- [Objective]: Write out, character for character, the data lines starting at the line containing "Enumerate the UI" and ending at the line containing "colorbar-label: -2 xyxy=(929,947,947,969)", including both of those lines.

- [Supplied data]:

────

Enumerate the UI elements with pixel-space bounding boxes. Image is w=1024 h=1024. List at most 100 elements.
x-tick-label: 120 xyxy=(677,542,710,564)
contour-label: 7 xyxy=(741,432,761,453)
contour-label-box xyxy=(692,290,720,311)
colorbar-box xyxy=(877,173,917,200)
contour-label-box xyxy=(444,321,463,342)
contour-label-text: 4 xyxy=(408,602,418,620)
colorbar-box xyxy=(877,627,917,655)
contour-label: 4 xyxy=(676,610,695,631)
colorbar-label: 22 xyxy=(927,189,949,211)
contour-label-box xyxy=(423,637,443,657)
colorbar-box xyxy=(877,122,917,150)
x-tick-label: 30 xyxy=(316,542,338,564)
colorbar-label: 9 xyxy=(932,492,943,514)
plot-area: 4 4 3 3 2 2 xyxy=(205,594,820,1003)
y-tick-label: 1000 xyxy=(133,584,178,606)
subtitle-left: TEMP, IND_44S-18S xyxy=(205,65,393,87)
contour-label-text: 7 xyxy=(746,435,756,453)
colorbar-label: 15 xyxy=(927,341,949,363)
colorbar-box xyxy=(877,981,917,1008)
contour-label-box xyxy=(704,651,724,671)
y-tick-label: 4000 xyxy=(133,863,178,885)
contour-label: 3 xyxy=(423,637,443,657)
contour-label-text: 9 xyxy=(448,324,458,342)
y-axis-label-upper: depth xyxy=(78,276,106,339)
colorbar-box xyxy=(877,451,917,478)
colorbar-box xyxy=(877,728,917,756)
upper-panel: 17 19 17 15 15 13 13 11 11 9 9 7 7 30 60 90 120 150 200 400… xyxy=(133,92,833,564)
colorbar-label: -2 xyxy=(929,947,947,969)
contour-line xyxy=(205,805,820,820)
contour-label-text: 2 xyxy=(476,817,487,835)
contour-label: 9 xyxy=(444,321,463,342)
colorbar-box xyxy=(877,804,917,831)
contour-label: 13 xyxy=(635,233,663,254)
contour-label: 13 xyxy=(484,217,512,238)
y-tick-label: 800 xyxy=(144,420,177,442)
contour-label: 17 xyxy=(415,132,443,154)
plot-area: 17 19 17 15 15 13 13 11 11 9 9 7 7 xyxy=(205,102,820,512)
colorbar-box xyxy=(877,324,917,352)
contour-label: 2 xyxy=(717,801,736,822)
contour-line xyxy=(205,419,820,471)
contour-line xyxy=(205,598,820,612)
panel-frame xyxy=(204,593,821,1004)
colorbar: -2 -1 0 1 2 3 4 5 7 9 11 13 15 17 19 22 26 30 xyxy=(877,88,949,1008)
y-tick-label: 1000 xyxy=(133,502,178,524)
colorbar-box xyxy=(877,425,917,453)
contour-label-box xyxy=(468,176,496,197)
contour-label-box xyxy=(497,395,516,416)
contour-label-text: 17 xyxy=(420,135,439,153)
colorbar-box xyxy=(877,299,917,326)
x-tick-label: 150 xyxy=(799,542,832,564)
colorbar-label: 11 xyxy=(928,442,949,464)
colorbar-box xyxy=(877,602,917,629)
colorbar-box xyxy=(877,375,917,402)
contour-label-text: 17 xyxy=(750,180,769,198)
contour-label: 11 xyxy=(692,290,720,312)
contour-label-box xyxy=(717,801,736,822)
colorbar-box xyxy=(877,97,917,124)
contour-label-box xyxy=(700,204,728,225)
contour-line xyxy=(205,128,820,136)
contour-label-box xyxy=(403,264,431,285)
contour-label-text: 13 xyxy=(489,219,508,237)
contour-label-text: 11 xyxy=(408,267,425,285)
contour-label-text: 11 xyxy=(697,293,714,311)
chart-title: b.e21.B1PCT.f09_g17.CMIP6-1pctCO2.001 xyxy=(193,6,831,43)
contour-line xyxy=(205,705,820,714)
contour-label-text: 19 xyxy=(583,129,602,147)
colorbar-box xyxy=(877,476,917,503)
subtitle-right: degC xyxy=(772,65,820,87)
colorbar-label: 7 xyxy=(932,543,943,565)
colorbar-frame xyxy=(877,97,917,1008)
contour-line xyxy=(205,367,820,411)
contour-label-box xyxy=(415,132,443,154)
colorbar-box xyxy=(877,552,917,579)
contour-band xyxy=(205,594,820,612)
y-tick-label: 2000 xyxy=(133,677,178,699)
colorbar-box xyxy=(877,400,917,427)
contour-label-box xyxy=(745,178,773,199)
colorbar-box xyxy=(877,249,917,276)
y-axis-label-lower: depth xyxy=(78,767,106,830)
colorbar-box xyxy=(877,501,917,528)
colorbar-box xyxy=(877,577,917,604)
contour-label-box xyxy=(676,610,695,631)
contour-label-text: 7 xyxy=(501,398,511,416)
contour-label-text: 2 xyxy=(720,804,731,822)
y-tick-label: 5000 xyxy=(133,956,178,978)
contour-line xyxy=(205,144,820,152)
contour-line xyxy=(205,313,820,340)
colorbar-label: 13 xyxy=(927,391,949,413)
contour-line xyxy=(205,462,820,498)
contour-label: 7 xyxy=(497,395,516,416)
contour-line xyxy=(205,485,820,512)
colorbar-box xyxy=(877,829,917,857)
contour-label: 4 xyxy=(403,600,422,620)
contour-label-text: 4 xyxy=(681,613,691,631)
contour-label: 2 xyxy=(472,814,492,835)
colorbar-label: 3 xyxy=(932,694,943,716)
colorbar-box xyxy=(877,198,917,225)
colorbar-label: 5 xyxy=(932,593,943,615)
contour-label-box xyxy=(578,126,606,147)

────

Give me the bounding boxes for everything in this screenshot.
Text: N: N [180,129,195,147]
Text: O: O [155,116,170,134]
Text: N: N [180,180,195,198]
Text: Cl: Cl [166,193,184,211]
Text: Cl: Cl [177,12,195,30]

────

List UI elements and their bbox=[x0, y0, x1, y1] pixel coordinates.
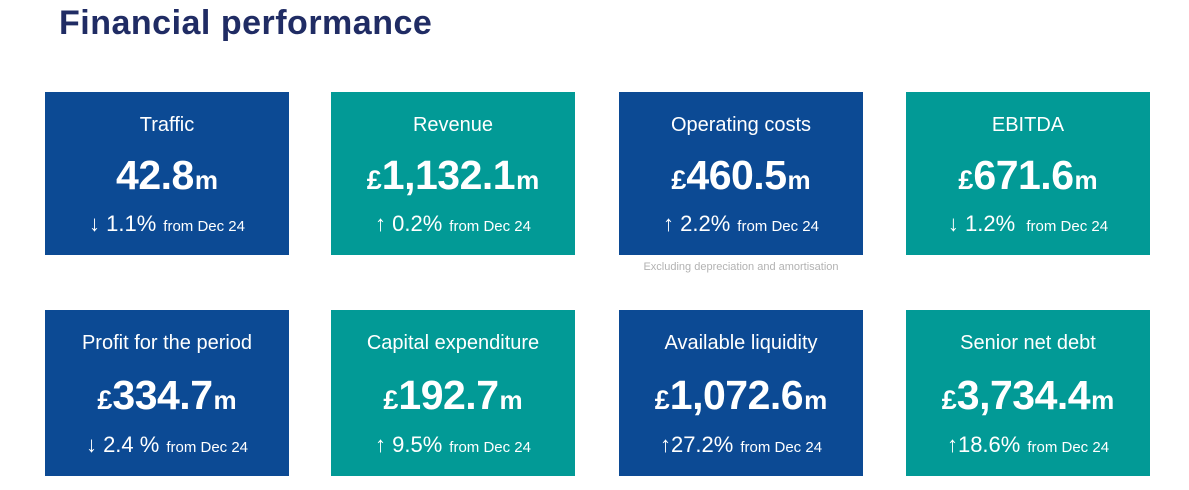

────

- [Answer to the exercise]:
Enumerate the UI elements with pixel-space bounding boxes. Image is w=1024 h=1024. List at most 100 elements.
x-tick-label: 120 xyxy=(677,542,710,564)
contour-label: 7 xyxy=(741,432,761,453)
contour-label-box xyxy=(692,290,720,311)
colorbar-box xyxy=(877,173,917,200)
contour-label-box xyxy=(444,321,463,342)
contour-label-text: 4 xyxy=(408,602,418,620)
colorbar-box xyxy=(877,627,917,655)
contour-label: 4 xyxy=(676,610,695,631)
colorbar-label: 22 xyxy=(927,189,949,211)
contour-label-box xyxy=(423,637,443,657)
colorbar-box xyxy=(877,122,917,150)
x-tick-label: 30 xyxy=(316,542,338,564)
colorbar-label: 9 xyxy=(932,492,943,514)
plot-area: 4 4 3 3 2 2 xyxy=(205,594,820,1003)
y-tick-label: 1000 xyxy=(133,584,178,606)
subtitle-left: TEMP, IND_44S-18S xyxy=(205,65,393,87)
contour-label-text: 7 xyxy=(746,435,756,453)
colorbar-label: 15 xyxy=(927,341,949,363)
colorbar-box xyxy=(877,981,917,1008)
contour-label-box xyxy=(704,651,724,671)
y-tick-label: 4000 xyxy=(133,863,178,885)
contour-label: 3 xyxy=(423,637,443,657)
contour-label-text: 9 xyxy=(448,324,458,342)
y-axis-label-upper: depth xyxy=(78,276,106,339)
colorbar-box xyxy=(877,451,917,478)
colorbar-box xyxy=(877,728,917,756)
upper-panel: 17 19 17 15 15 13 13 11 11 9 9 7 7 30 60 90 120 150 200 400… xyxy=(133,92,833,564)
colorbar-label: -2 xyxy=(929,947,947,969)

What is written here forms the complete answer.